> [AIM OF THE TASK] Without the pictures, return all of the material exactly as written.

<<<<

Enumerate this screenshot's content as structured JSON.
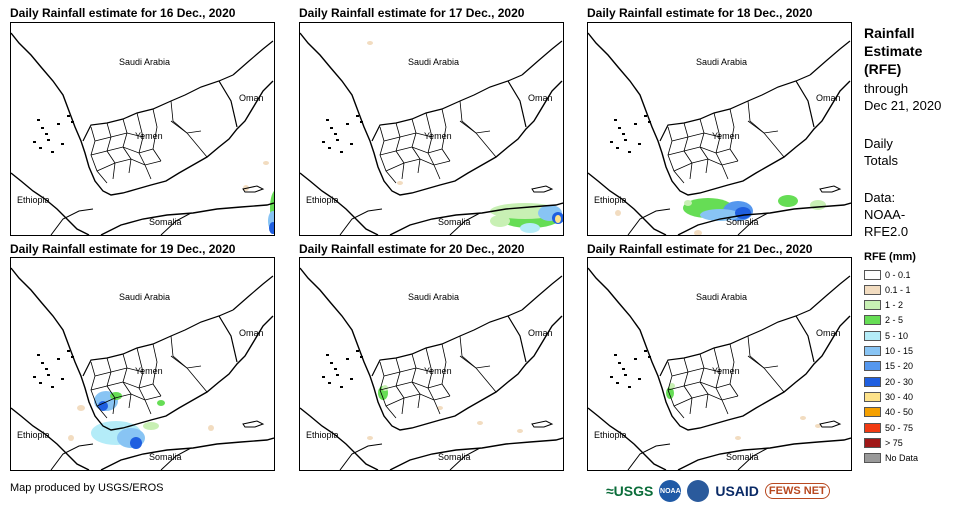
{
  "panels": [
    {
      "title": "Daily Rainfall estimate for 16 Dec., 2020"
    },
    {
      "title": "Daily Rainfall estimate for 17 Dec., 2020"
    },
    {
      "title": "Daily Rainfall estimate for 18 Dec., 2020"
    },
    {
      "title": "Daily Rainfall estimate for 19 Dec., 2020"
    },
    {
      "title": "Daily Rainfall estimate for 20 Dec., 2020"
    },
    {
      "title": "Daily Rainfall estimate for 21 Dec., 2020"
    }
  ],
  "map_labels": {
    "saudi": "Saudi Arabia",
    "oman": "Oman",
    "yemen": "Yemen",
    "ethiopia": "Ethiopia",
    "somalia": "Somalia"
  },
  "legend": {
    "title_lines": [
      "Rainfall",
      "Estimate",
      "(RFE)"
    ],
    "through": "through",
    "date": "Dec 21, 2020",
    "daily": "Daily",
    "totals": "Totals",
    "data_label": "Data:",
    "source_1": "NOAA-",
    "source_2": "RFE2.0",
    "rfe_title": "RFE (mm)",
    "classes": [
      {
        "label": "0 - 0.1",
        "color": "#ffffff"
      },
      {
        "label": "0.1 - 1",
        "color": "#f2dcc0"
      },
      {
        "label": "1 - 2",
        "color": "#c8f0b4"
      },
      {
        "label": "2 - 5",
        "color": "#66dd55"
      },
      {
        "label": "5 - 10",
        "color": "#b4ecf8"
      },
      {
        "label": "10 - 15",
        "color": "#88c4f4"
      },
      {
        "label": "15 - 20",
        "color": "#5597ee"
      },
      {
        "label": "20 - 30",
        "color": "#1f5fe0"
      },
      {
        "label": "30 - 40",
        "color": "#fde28a"
      },
      {
        "label": "40 - 50",
        "color": "#f5a000"
      },
      {
        "label": "50 - 75",
        "color": "#f03a12"
      },
      {
        "label": "> 75",
        "color": "#a01818"
      },
      {
        "label": "No Data",
        "color": "#999999"
      }
    ]
  },
  "credit": "Map produced by USGS/EROS",
  "logos": {
    "usgs": "≈USGS",
    "noaa": "NOAA",
    "usaid": "USAID",
    "fews": "FEWS NET"
  }
}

>>>>

> [REPLY TO THE EXERCISE]
Enumerate this screenshot's content as structured JSON.
{
  "panels": [
    {
      "title": "Daily Rainfall estimate for 16 Dec., 2020"
    },
    {
      "title": "Daily Rainfall estimate for 17 Dec., 2020"
    },
    {
      "title": "Daily Rainfall estimate for 18 Dec., 2020"
    },
    {
      "title": "Daily Rainfall estimate for 19 Dec., 2020"
    },
    {
      "title": "Daily Rainfall estimate for 20 Dec., 2020"
    },
    {
      "title": "Daily Rainfall estimate for 21 Dec., 2020"
    }
  ],
  "map_labels": {
    "saudi": "Saudi Arabia",
    "oman": "Oman",
    "yemen": "Yemen",
    "ethiopia": "Ethiopia",
    "somalia": "Somalia"
  },
  "legend": {
    "title_lines": [
      "Rainfall",
      "Estimate",
      "(RFE)"
    ],
    "through": "through",
    "date": "Dec 21, 2020",
    "daily": "Daily",
    "totals": "Totals",
    "data_label": "Data:",
    "source_1": "NOAA-",
    "source_2": "RFE2.0",
    "rfe_title": "RFE (mm)",
    "classes": [
      {
        "label": "0 - 0.1",
        "color": "#ffffff"
      },
      {
        "label": "0.1 - 1",
        "color": "#f2dcc0"
      },
      {
        "label": "1 - 2",
        "color": "#c8f0b4"
      },
      {
        "label": "2 - 5",
        "color": "#66dd55"
      },
      {
        "label": "5 - 10",
        "color": "#b4ecf8"
      },
      {
        "label": "10 - 15",
        "color": "#88c4f4"
      },
      {
        "label": "15 - 20",
        "color": "#5597ee"
      },
      {
        "label": "20 - 30",
        "color": "#1f5fe0"
      },
      {
        "label": "30 - 40",
        "color": "#fde28a"
      },
      {
        "label": "40 - 50",
        "color": "#f5a000"
      },
      {
        "label": "50 - 75",
        "color": "#f03a12"
      },
      {
        "label": "> 75",
        "color": "#a01818"
      },
      {
        "label": "No Data",
        "color": "#999999"
      }
    ]
  },
  "credit": "Map produced by USGS/EROS",
  "logos": {
    "usgs": "≈USGS",
    "noaa": "NOAA",
    "usaid": "USAID",
    "fews": "FEWS NET"
  }
}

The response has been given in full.